Task to complete:
Print each line of the listing once more, precisely as given.

The data:
===============
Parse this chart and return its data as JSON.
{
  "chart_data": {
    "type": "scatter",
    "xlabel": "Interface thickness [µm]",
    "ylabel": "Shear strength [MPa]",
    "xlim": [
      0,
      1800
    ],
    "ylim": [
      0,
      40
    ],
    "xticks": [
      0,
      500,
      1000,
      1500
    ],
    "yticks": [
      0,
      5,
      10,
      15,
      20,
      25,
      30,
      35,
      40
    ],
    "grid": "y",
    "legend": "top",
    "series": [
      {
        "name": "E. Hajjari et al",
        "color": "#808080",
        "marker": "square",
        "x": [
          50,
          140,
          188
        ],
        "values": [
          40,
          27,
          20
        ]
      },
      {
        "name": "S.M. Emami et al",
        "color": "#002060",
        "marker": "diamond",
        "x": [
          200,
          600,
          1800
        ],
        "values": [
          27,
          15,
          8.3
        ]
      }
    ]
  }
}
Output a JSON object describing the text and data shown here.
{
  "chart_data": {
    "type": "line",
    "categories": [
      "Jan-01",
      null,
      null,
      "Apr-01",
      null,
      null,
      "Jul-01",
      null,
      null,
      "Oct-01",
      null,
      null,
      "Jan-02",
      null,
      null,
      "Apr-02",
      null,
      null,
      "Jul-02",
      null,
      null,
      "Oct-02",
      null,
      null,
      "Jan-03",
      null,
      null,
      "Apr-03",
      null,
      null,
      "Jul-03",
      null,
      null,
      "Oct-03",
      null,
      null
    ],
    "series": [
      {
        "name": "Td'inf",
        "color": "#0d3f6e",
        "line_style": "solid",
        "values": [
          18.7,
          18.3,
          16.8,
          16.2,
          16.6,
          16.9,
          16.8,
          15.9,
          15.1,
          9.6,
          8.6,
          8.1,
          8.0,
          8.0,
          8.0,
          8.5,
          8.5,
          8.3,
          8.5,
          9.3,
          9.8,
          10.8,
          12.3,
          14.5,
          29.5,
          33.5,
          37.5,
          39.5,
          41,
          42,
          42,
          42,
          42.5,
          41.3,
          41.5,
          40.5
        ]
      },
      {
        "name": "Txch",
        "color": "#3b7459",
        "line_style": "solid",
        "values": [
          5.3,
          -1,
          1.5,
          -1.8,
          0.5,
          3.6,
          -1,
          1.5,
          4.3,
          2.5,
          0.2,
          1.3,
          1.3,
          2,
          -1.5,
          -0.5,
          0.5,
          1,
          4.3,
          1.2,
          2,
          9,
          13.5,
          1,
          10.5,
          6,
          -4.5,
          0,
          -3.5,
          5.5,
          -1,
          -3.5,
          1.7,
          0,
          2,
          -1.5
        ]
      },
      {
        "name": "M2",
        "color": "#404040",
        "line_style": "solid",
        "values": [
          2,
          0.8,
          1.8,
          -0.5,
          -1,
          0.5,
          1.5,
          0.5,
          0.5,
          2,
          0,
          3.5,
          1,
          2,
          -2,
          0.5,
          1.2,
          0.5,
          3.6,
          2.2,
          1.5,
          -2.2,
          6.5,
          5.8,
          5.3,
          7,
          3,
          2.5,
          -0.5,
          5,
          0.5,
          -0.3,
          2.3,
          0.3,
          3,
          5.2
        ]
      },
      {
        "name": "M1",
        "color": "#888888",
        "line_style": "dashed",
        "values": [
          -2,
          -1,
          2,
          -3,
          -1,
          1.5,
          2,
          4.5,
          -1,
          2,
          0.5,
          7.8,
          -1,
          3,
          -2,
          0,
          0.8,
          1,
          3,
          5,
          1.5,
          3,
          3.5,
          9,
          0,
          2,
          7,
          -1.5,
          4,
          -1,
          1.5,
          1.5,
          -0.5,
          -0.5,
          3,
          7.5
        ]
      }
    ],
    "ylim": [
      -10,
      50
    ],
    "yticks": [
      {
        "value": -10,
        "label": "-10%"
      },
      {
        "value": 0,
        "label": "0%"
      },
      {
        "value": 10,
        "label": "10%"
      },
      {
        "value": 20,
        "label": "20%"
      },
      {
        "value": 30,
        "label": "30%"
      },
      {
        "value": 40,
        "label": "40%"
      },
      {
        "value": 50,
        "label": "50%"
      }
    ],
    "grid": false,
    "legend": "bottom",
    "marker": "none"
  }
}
===============
Response to the exercise:
Parse this chart and return its data as JSON.
{
  "chart_data": {
    "type": "scatter",
    "xlabel": "Interface thickness [µm]",
    "ylabel": "Shear strength [MPa]",
    "xlim": [
      0,
      1800
    ],
    "ylim": [
      0,
      40
    ],
    "xticks": [
      0,
      500,
      1000,
      1500
    ],
    "yticks": [
      0,
      5,
      10,
      15,
      20,
      25,
      30,
      35,
      40
    ],
    "grid": "y",
    "legend": "top",
    "series": [
      {
        "name": "E. Hajjari et al",
        "color": "#808080",
        "marker": "square",
        "x": [
          50,
          140,
          188
        ],
        "values": [
          40,
          27,
          20
        ]
      },
      {
        "name": "S.M. Emami et al",
        "color": "#002060",
        "marker": "diamond",
        "x": [
          200,
          600,
          1800
        ],
        "values": [
          27,
          15,
          8.3
        ]
      }
    ]
  }
}
Output a JSON object describing the text and data shown here.
{
  "chart_data": {
    "type": "line",
    "categories": [
      "Jan-01",
      null,
      null,
      "Apr-01",
      null,
      null,
      "Jul-01",
      null,
      null,
      "Oct-01",
      null,
      null,
      "Jan-02",
      null,
      null,
      "Apr-02",
      null,
      null,
      "Jul-02",
      null,
      null,
      "Oct-02",
      null,
      null,
      "Jan-03",
      null,
      null,
      "Apr-03",
      null,
      null,
      "Jul-03",
      null,
      null,
      "Oct-03",
      null,
      null
    ],
    "series": [
      {
        "name": "Td'inf",
        "color": "#0d3f6e",
        "line_style": "solid",
        "values": [
          18.7,
          18.3,
          16.8,
          16.2,
          16.6,
          16.9,
          16.8,
          15.9,
          15.1,
          9.6,
          8.6,
          8.1,
          8.0,
          8.0,
          8.0,
          8.5,
          8.5,
          8.3,
          8.5,
          9.3,
          9.8,
          10.8,
          12.3,
          14.5,
          29.5,
          33.5,
          37.5,
          39.5,
          41,
          42,
          42,
          42,
          42.5,
          41.3,
          41.5,
          40.5
        ]
      },
      {
        "name": "Txch",
        "color": "#3b7459",
        "line_style": "solid",
        "values": [
          5.3,
          -1,
          1.5,
          -1.8,
          0.5,
          3.6,
          -1,
          1.5,
          4.3,
          2.5,
          0.2,
          1.3,
          1.3,
          2,
          -1.5,
          -0.5,
          0.5,
          1,
          4.3,
          1.2,
          2,
          9,
          13.5,
          1,
          10.5,
          6,
          -4.5,
          0,
          -3.5,
          5.5,
          -1,
          -3.5,
          1.7,
          0,
          2,
          -1.5
        ]
      },
      {
        "name": "M2",
        "color": "#404040",
        "line_style": "solid",
        "values": [
          2,
          0.8,
          1.8,
          -0.5,
          -1,
          0.5,
          1.5,
          0.5,
          0.5,
          2,
          0,
          3.5,
          1,
          2,
          -2,
          0.5,
          1.2,
          0.5,
          3.6,
          2.2,
          1.5,
          -2.2,
          6.5,
          5.8,
          5.3,
          7,
          3,
          2.5,
          -0.5,
          5,
          0.5,
          -0.3,
          2.3,
          0.3,
          3,
          5.2
        ]
      },
      {
        "name": "M1",
        "color": "#888888",
        "line_style": "dashed",
        "values": [
          -2,
          -1,
          2,
          -3,
          -1,
          1.5,
          2,
          4.5,
          -1,
          2,
          0.5,
          7.8,
          -1,
          3,
          -2,
          0,
          0.8,
          1,
          3,
          5,
          1.5,
          3,
          3.5,
          9,
          0,
          2,
          7,
          -1.5,
          4,
          -1,
          1.5,
          1.5,
          -0.5,
          -0.5,
          3,
          7.5
        ]
      }
    ],
    "ylim": [
      -10,
      50
    ],
    "yticks": [
      {
        "value": -10,
        "label": "-10%"
      },
      {
        "value": 0,
        "label": "0%"
      },
      {
        "value": 10,
        "label": "10%"
      },
      {
        "value": 20,
        "label": "20%"
      },
      {
        "value": 30,
        "label": "30%"
      },
      {
        "value": 40,
        "label": "40%"
      },
      {
        "value": 50,
        "label": "50%"
      }
    ],
    "grid": false,
    "legend": "bottom",
    "marker": "none"
  }
}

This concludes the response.